[Material provided]
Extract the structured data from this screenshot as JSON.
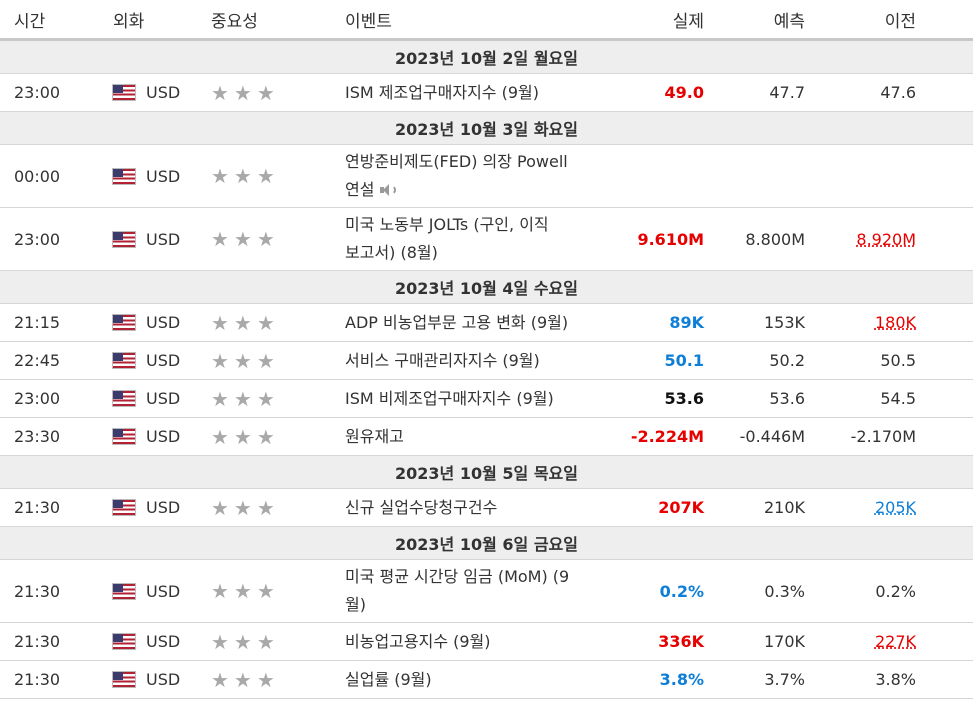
{
  "headers": {
    "time": "시간",
    "currency": "외화",
    "importance": "중요성",
    "event": "이벤트",
    "actual": "실제",
    "forecast": "예측",
    "previous": "이전"
  },
  "currency_label": "USD",
  "importance_stars": "★★★",
  "dates": [
    {
      "label": "2023년 10월 2일 월요일"
    },
    {
      "label": "2023년 10월 3일 화요일"
    },
    {
      "label": "2023년 10월 4일 수요일"
    },
    {
      "label": "2023년 10월 5일 목요일"
    },
    {
      "label": "2023년 10월 6일 금요일"
    }
  ],
  "events": [
    {
      "time": "23:00",
      "event_line1": "ISM 제조업구매자지수 (9월)",
      "event_line2": "",
      "actual": "49.0",
      "forecast": "47.7",
      "previous": "47.6"
    },
    {
      "time": "00:00",
      "event_line1": "연방준비제도(FED) 의장 Powell",
      "event_line2": "연설",
      "actual": "",
      "forecast": "",
      "previous": ""
    },
    {
      "time": "23:00",
      "event_line1": "미국 노동부 JOLTs (구인, 이직",
      "event_line2": "보고서) (8월)",
      "actual": "9.610M",
      "forecast": "8.800M",
      "previous": "8.920M"
    },
    {
      "time": "21:15",
      "event_line1": "ADP 비농업부문 고용 변화 (9월)",
      "event_line2": "",
      "actual": "89K",
      "forecast": "153K",
      "previous": "180K"
    },
    {
      "time": "22:45",
      "event_line1": "서비스 구매관리자지수 (9월)",
      "event_line2": "",
      "actual": "50.1",
      "forecast": "50.2",
      "previous": "50.5"
    },
    {
      "time": "23:00",
      "event_line1": "ISM 비제조업구매자지수 (9월)",
      "event_line2": "",
      "actual": "53.6",
      "forecast": "53.6",
      "previous": "54.5"
    },
    {
      "time": "23:30",
      "event_line1": "원유재고",
      "event_line2": "",
      "actual": "-2.224M",
      "forecast": "-0.446M",
      "previous": "-2.170M"
    },
    {
      "time": "21:30",
      "event_line1": "신규 실업수당청구건수",
      "event_line2": "",
      "actual": "207K",
      "forecast": "210K",
      "previous": "205K"
    },
    {
      "time": "21:30",
      "event_line1": "미국 평균 시간당 임금 (MoM) (9",
      "event_line2": "월)",
      "actual": "0.2%",
      "forecast": "0.3%",
      "previous": "0.2%"
    },
    {
      "time": "21:30",
      "event_line1": "비농업고용지수 (9월)",
      "event_line2": "",
      "actual": "336K",
      "forecast": "170K",
      "previous": "227K"
    },
    {
      "time": "21:30",
      "event_line1": "실업률 (9월)",
      "event_line2": "",
      "actual": "3.8%",
      "forecast": "3.7%",
      "previous": "3.8%"
    }
  ],
  "colors": {
    "red": "#e60000",
    "blue": "#0e7ed6",
    "date_row_bg": "#eeeeee",
    "star": "#a9a9a9"
  }
}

[Task] Filter the data, keeping only the lines that contain "forecast".

[Exercise result]
    "forecast": "예측",
      "forecast": "47.7",
      "forecast": "",
      "forecast": "8.800M",
      "forecast": "153K",
      "forecast": "50.2",
      "forecast": "53.6",
      "forecast": "-0.446M",
      "forecast": "210K",
      "forecast": "0.3%",
      "forecast": "170K",
      "forecast": "3.7%",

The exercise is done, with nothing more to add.